▶ Data provided
****************************************

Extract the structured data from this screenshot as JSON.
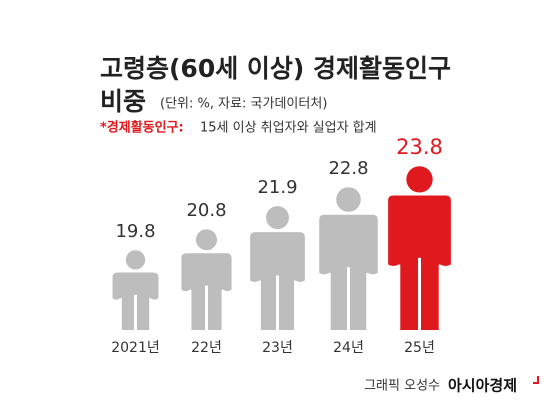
{
  "chart_data": {
    "type": "pictogram",
    "title": [
      "고령층(60세 이상) 경제활동인구",
      "비중"
    ],
    "subtitle": "(단위: %, 자료: 국가데이터처)",
    "note": {
      "term": "*경제활동인구:",
      "definition": "15세 이상 취업자와 실업자 합계"
    },
    "categories": [
      "2021년",
      "22년",
      "23년",
      "24년",
      "25년"
    ],
    "values": [
      19.8,
      20.8,
      21.9,
      22.8,
      23.8
    ],
    "colors": [
      "#bdbdbd",
      "#bdbdbd",
      "#bdbdbd",
      "#bdbdbd",
      "#e0191e"
    ],
    "ylim": [
      16,
      24
    ],
    "credit": {
      "graphic": "그래픽 오성수",
      "publisher": "아시아경제"
    }
  }
}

****************************************

▶ Goal
Skip every picture and transcribe the data above exactly.

▶ Expected answer
Extract the structured data from this screenshot as JSON.
{
  "chart_data": {
    "type": "pictogram",
    "title": [
      "고령층(60세 이상) 경제활동인구",
      "비중"
    ],
    "subtitle": "(단위: %, 자료: 국가데이터처)",
    "note": {
      "term": "*경제활동인구:",
      "definition": "15세 이상 취업자와 실업자 합계"
    },
    "categories": [
      "2021년",
      "22년",
      "23년",
      "24년",
      "25년"
    ],
    "values": [
      19.8,
      20.8,
      21.9,
      22.8,
      23.8
    ],
    "colors": [
      "#bdbdbd",
      "#bdbdbd",
      "#bdbdbd",
      "#bdbdbd",
      "#e0191e"
    ],
    "ylim": [
      16,
      24
    ],
    "credit": {
      "graphic": "그래픽 오성수",
      "publisher": "아시아경제"
    }
  }
}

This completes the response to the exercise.